**EXERCISE:** Return the whole listing, keeping every character the same.

**ROWS:**
+ + + + +

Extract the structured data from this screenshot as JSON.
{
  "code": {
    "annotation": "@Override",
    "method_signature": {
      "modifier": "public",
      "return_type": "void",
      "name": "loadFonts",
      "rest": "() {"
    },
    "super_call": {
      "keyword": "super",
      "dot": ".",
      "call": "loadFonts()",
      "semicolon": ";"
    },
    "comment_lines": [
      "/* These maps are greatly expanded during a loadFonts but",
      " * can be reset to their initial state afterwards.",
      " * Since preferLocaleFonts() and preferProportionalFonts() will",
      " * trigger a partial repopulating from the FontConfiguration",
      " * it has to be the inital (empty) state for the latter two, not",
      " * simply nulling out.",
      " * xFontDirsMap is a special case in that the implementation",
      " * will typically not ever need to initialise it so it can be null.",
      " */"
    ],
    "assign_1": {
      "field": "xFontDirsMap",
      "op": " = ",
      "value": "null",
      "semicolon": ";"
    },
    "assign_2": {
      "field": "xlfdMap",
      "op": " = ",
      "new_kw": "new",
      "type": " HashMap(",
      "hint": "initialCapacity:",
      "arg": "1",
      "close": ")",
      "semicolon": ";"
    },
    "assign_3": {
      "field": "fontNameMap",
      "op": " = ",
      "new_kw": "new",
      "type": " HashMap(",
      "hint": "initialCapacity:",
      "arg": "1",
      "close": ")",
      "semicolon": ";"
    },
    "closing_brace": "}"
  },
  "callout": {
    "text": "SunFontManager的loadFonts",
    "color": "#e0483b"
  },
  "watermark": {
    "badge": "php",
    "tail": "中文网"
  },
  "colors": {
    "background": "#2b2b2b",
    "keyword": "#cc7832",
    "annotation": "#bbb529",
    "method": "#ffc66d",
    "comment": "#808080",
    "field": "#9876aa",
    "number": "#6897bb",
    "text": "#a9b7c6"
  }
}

+ + + + +

**FULL OUTPUT:**
Extract the structured data from this screenshot as JSON.
{
  "code": {
    "annotation": "@Override",
    "method_signature": {
      "modifier": "public",
      "return_type": "void",
      "name": "loadFonts",
      "rest": "() {"
    },
    "super_call": {
      "keyword": "super",
      "dot": ".",
      "call": "loadFonts()",
      "semicolon": ";"
    },
    "comment_lines": [
      "/* These maps are greatly expanded during a loadFonts but",
      " * can be reset to their initial state afterwards.",
      " * Since preferLocaleFonts() and preferProportionalFonts() will",
      " * trigger a partial repopulating from the FontConfiguration",
      " * it has to be the inital (empty) state for the latter two, not",
      " * simply nulling out.",
      " * xFontDirsMap is a special case in that the implementation",
      " * will typically not ever need to initialise it so it can be null.",
      " */"
    ],
    "assign_1": {
      "field": "xFontDirsMap",
      "op": " = ",
      "value": "null",
      "semicolon": ";"
    },
    "assign_2": {
      "field": "xlfdMap",
      "op": " = ",
      "new_kw": "new",
      "type": " HashMap(",
      "hint": "initialCapacity:",
      "arg": "1",
      "close": ")",
      "semicolon": ";"
    },
    "assign_3": {
      "field": "fontNameMap",
      "op": " = ",
      "new_kw": "new",
      "type": " HashMap(",
      "hint": "initialCapacity:",
      "arg": "1",
      "close": ")",
      "semicolon": ";"
    },
    "closing_brace": "}"
  },
  "callout": {
    "text": "SunFontManager的loadFonts",
    "color": "#e0483b"
  },
  "watermark": {
    "badge": "php",
    "tail": "中文网"
  },
  "colors": {
    "background": "#2b2b2b",
    "keyword": "#cc7832",
    "annotation": "#bbb529",
    "method": "#ffc66d",
    "comment": "#808080",
    "field": "#9876aa",
    "number": "#6897bb",
    "text": "#a9b7c6"
  }
}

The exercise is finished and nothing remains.